Pick out every line with the word "group" and copy it.

***

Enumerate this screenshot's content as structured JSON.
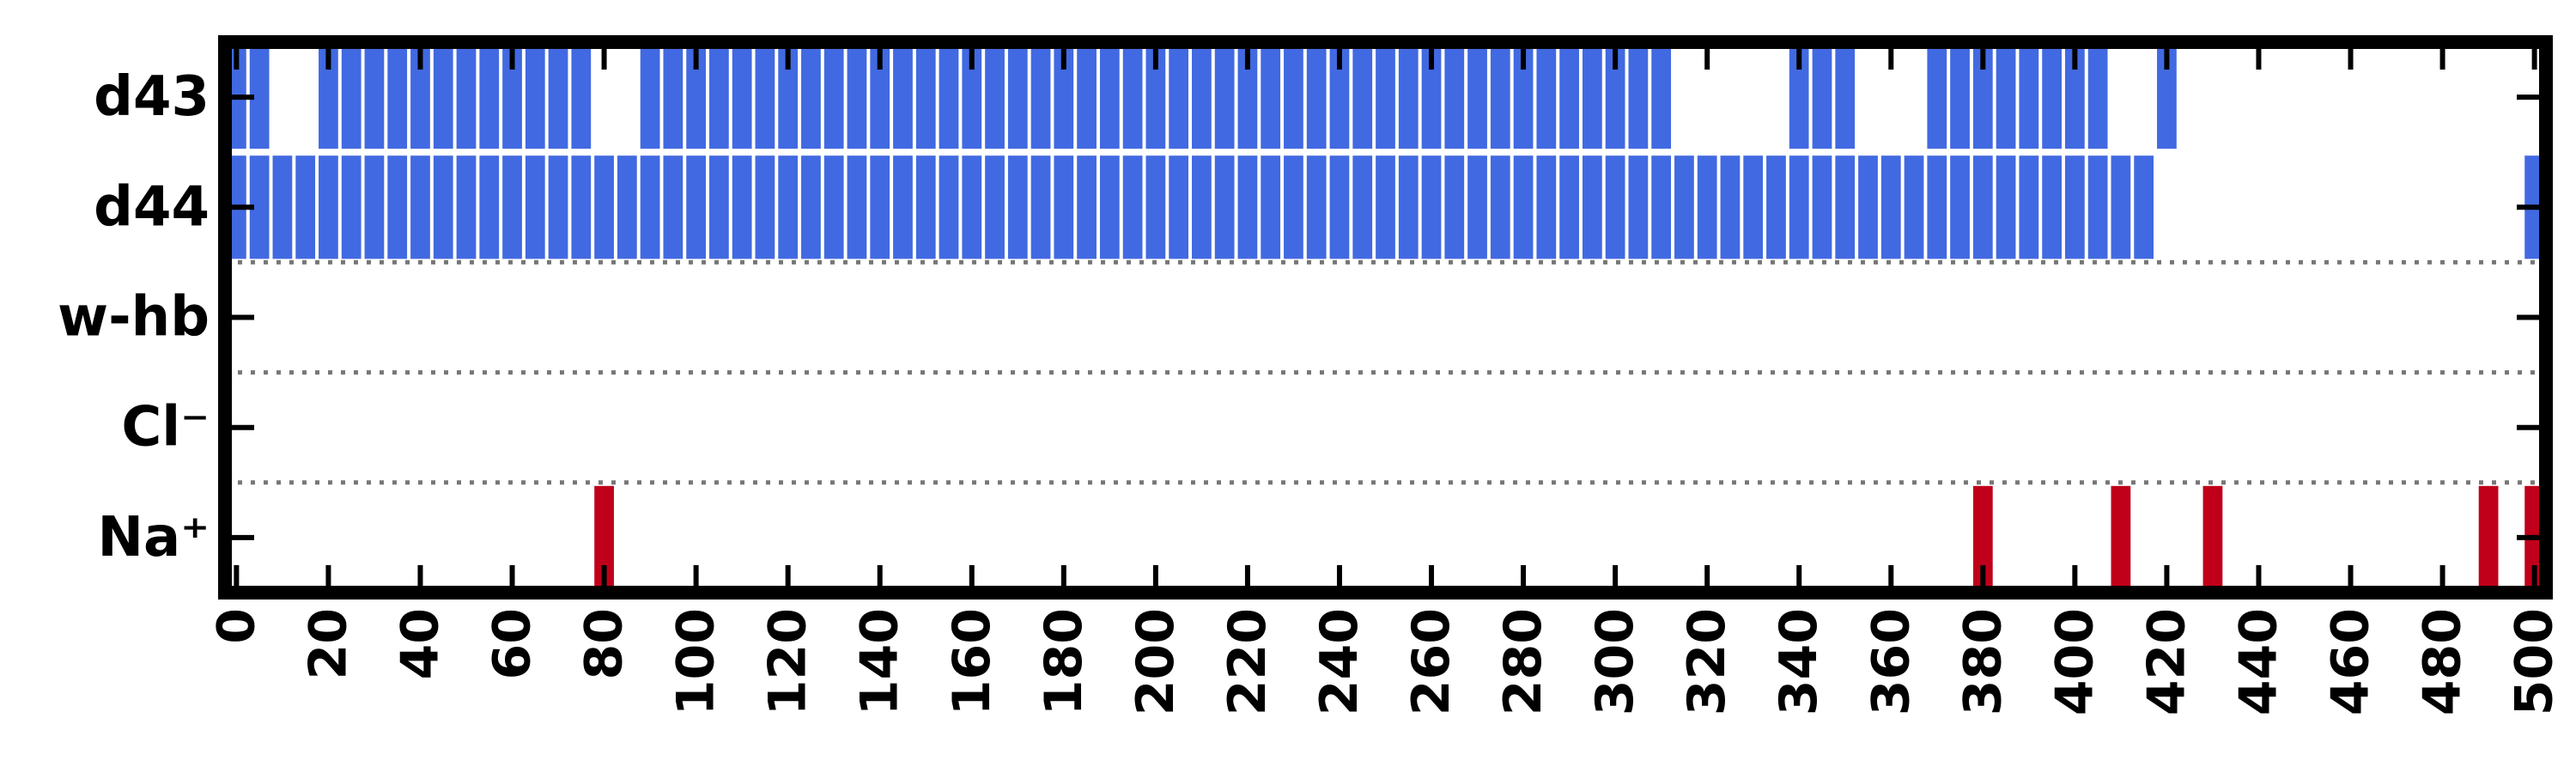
{
  "chart_data": {
    "type": "heatmap",
    "title": "",
    "xlabel": "",
    "ylabel": "",
    "xlim": [
      -2.5,
      502.5
    ],
    "bin_width": 5,
    "grid": false,
    "rows": [
      {
        "label": "d43",
        "color": "#4169e1",
        "spans": [
          [
            0,
            5
          ],
          [
            20,
            75
          ],
          [
            90,
            310
          ],
          [
            340,
            345
          ],
          [
            345,
            350
          ],
          [
            370,
            405
          ],
          [
            420,
            420
          ]
        ],
        "group": "contacts"
      },
      {
        "label": "d44",
        "color": "#4169e1",
        "spans": [
          [
            0,
            415
          ],
          [
            500,
            500
          ]
        ],
        "group": "contacts"
      },
      {
        "label": "w-hb",
        "color": "#4169e1",
        "spans": [],
        "group": "water"
      },
      {
        "label": "Cl⁻",
        "color": "#4169e1",
        "spans": [],
        "group": "chloride"
      },
      {
        "label": "Na⁺",
        "color": "#c0001a",
        "spans": [
          [
            80,
            80
          ],
          [
            380,
            380
          ],
          [
            410,
            410
          ],
          [
            430,
            430
          ],
          [
            490,
            490
          ],
          [
            500,
            500
          ]
        ],
        "group": "sodium"
      }
    ],
    "x_ticks": [
      0,
      20,
      40,
      60,
      80,
      100,
      120,
      140,
      160,
      180,
      200,
      220,
      240,
      260,
      280,
      300,
      320,
      340,
      360,
      380,
      400,
      420,
      440,
      460,
      480,
      500
    ],
    "x_tick_labels": [
      "0",
      "20",
      "40",
      "60",
      "80",
      "100",
      "120",
      "140",
      "160",
      "180",
      "200",
      "220",
      "240",
      "260",
      "280",
      "300",
      "320",
      "340",
      "360",
      "380",
      "400",
      "420",
      "440",
      "460",
      "480",
      "500"
    ],
    "separators_after_rows": [
      "d44",
      "w-hb",
      "Cl⁻"
    ]
  }
}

***

OUTPUT:
        "group": "contacts"
        "group": "contacts"
        "group": "water"
        "group": "chloride"
        "group": "sodium"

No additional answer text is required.